* Direction *
Gather each line of the material below that contains the string "juni" and copy those lines in full.

[Start Task material]

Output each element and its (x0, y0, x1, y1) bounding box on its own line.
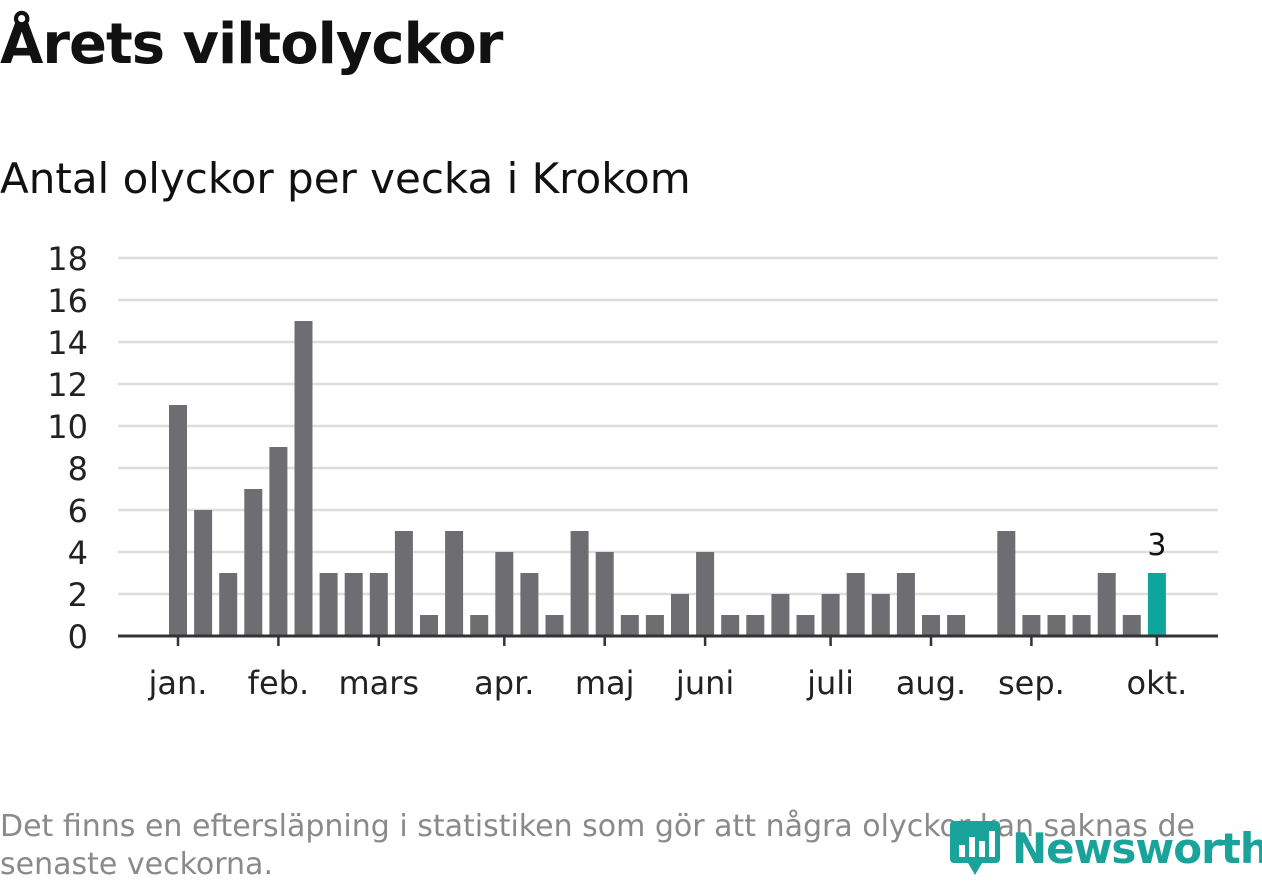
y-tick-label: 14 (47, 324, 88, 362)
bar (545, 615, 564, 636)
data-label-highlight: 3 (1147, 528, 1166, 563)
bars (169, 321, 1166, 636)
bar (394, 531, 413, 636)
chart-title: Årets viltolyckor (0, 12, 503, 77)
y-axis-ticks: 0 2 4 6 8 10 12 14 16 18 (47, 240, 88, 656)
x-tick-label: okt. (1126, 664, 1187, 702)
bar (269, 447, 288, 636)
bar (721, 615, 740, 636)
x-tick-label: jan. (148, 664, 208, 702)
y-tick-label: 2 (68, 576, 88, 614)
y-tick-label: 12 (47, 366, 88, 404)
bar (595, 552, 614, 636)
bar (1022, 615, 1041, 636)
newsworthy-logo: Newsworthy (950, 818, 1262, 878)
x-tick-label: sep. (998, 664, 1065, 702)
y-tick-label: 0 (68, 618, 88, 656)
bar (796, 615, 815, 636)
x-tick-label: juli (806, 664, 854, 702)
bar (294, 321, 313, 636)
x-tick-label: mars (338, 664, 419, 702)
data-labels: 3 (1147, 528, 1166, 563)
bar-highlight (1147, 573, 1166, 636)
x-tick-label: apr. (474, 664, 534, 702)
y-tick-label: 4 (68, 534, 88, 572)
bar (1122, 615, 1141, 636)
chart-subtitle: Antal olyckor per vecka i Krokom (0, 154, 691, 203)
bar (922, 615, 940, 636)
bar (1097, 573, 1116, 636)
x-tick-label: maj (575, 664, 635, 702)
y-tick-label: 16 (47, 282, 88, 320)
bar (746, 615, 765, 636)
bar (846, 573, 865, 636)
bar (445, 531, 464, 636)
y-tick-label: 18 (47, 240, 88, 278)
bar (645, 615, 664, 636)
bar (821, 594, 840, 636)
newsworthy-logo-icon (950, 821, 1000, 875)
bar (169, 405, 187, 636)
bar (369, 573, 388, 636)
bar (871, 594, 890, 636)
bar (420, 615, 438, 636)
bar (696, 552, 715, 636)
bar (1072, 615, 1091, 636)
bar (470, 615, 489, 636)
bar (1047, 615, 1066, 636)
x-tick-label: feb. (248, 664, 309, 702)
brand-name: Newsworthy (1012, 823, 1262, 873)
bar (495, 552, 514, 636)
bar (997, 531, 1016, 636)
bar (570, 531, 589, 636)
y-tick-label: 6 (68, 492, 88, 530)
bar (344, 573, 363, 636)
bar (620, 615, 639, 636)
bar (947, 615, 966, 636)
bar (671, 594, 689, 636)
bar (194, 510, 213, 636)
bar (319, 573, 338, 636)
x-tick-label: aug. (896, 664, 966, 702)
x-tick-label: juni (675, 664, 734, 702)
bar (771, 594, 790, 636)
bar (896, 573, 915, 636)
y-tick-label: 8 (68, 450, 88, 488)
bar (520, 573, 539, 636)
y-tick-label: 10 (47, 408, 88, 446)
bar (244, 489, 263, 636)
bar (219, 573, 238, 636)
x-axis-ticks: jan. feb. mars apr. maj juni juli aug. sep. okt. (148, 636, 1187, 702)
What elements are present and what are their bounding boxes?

[End Task material]
[Start Task material]

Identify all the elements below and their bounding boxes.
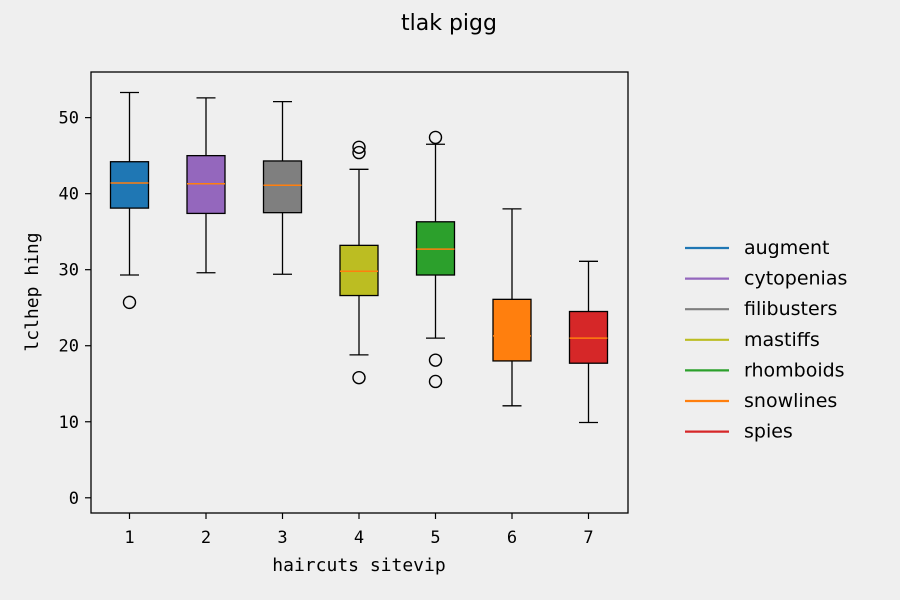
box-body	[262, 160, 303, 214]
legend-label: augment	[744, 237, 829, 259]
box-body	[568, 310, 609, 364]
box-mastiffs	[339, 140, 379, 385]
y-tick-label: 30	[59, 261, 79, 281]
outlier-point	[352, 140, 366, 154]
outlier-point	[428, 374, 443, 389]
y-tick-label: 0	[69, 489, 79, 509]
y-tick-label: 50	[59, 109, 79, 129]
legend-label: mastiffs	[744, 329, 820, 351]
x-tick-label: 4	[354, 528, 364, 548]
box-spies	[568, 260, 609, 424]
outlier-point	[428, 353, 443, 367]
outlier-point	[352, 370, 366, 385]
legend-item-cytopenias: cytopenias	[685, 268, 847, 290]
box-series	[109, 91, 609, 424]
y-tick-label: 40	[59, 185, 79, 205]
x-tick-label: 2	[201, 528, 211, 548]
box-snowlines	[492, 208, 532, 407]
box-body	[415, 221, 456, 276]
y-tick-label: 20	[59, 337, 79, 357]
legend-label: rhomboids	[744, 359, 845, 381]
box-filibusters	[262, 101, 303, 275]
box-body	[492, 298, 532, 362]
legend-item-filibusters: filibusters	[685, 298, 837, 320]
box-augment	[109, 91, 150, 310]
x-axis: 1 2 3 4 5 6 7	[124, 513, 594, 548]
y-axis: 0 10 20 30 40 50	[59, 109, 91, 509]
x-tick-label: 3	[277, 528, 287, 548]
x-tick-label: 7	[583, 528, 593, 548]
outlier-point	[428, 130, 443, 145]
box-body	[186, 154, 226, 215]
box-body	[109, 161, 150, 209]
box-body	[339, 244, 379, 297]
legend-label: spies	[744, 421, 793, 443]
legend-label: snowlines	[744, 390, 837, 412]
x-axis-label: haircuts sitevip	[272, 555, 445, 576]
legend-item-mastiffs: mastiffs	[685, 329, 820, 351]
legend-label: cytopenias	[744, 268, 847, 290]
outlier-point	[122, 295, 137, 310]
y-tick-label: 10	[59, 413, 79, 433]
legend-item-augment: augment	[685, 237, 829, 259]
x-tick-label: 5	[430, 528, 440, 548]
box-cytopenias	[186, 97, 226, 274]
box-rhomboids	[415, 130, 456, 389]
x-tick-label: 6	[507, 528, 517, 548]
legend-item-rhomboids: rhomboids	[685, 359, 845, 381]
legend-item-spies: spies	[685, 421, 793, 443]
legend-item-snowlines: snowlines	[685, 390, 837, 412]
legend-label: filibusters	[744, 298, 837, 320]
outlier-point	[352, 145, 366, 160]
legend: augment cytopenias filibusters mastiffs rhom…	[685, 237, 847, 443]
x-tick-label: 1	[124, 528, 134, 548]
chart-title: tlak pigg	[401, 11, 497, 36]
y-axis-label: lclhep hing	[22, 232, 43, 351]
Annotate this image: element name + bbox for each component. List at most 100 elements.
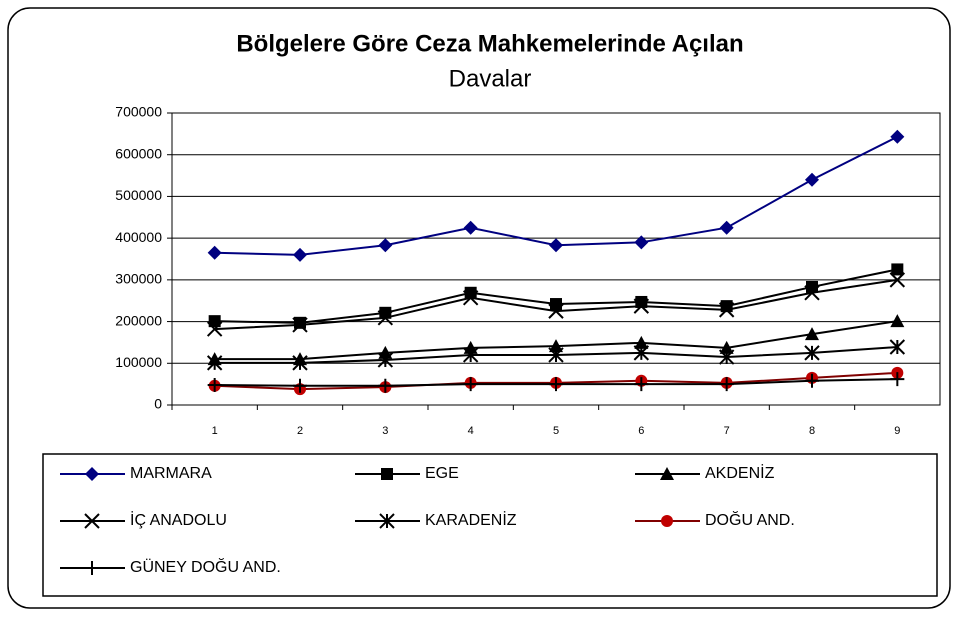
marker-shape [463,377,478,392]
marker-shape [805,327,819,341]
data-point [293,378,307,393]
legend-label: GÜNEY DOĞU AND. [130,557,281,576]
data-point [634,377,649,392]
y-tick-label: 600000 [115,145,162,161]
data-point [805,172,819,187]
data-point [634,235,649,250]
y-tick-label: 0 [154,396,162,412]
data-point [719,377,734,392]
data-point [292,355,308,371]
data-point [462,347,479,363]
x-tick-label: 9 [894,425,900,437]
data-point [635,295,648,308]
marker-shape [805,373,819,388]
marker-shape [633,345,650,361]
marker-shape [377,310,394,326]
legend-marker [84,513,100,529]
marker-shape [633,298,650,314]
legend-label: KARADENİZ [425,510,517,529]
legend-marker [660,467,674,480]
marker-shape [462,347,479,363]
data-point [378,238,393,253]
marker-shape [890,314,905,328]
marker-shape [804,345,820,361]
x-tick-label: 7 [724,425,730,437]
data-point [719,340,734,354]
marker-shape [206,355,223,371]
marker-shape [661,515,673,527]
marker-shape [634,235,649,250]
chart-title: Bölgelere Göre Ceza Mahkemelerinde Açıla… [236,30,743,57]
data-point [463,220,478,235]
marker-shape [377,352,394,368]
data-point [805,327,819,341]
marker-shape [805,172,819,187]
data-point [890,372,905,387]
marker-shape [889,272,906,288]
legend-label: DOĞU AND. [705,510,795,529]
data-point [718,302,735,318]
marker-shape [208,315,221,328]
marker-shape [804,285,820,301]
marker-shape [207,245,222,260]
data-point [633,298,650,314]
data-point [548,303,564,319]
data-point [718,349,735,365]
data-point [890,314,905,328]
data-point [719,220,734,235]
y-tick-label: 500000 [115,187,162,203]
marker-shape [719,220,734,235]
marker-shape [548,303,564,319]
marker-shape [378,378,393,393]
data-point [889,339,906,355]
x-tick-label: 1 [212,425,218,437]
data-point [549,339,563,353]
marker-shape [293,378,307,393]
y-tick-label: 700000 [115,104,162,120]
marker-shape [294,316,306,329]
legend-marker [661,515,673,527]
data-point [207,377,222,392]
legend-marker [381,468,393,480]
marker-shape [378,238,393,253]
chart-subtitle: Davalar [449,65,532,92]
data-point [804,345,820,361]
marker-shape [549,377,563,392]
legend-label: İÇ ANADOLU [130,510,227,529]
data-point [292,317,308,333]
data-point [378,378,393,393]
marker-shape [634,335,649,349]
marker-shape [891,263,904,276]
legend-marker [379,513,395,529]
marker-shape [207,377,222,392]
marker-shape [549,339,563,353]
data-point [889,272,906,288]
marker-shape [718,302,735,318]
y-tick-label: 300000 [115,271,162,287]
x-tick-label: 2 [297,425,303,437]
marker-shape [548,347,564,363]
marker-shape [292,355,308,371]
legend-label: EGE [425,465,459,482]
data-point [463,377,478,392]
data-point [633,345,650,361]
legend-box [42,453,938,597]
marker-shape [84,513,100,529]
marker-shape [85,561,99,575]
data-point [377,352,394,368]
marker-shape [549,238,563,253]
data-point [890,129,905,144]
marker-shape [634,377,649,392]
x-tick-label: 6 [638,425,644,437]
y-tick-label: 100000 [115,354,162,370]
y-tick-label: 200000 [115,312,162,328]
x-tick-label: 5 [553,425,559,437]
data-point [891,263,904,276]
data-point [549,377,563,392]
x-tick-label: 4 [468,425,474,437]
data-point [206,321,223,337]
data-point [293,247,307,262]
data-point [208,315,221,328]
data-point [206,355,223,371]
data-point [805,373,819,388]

[End Task material]

* Output for this task *
x-tick-label: juni (675, 664, 734, 702)
x-axis-ticks: jan. feb. mars apr. maj juni juli aug. sep. okt. (148, 636, 1187, 702)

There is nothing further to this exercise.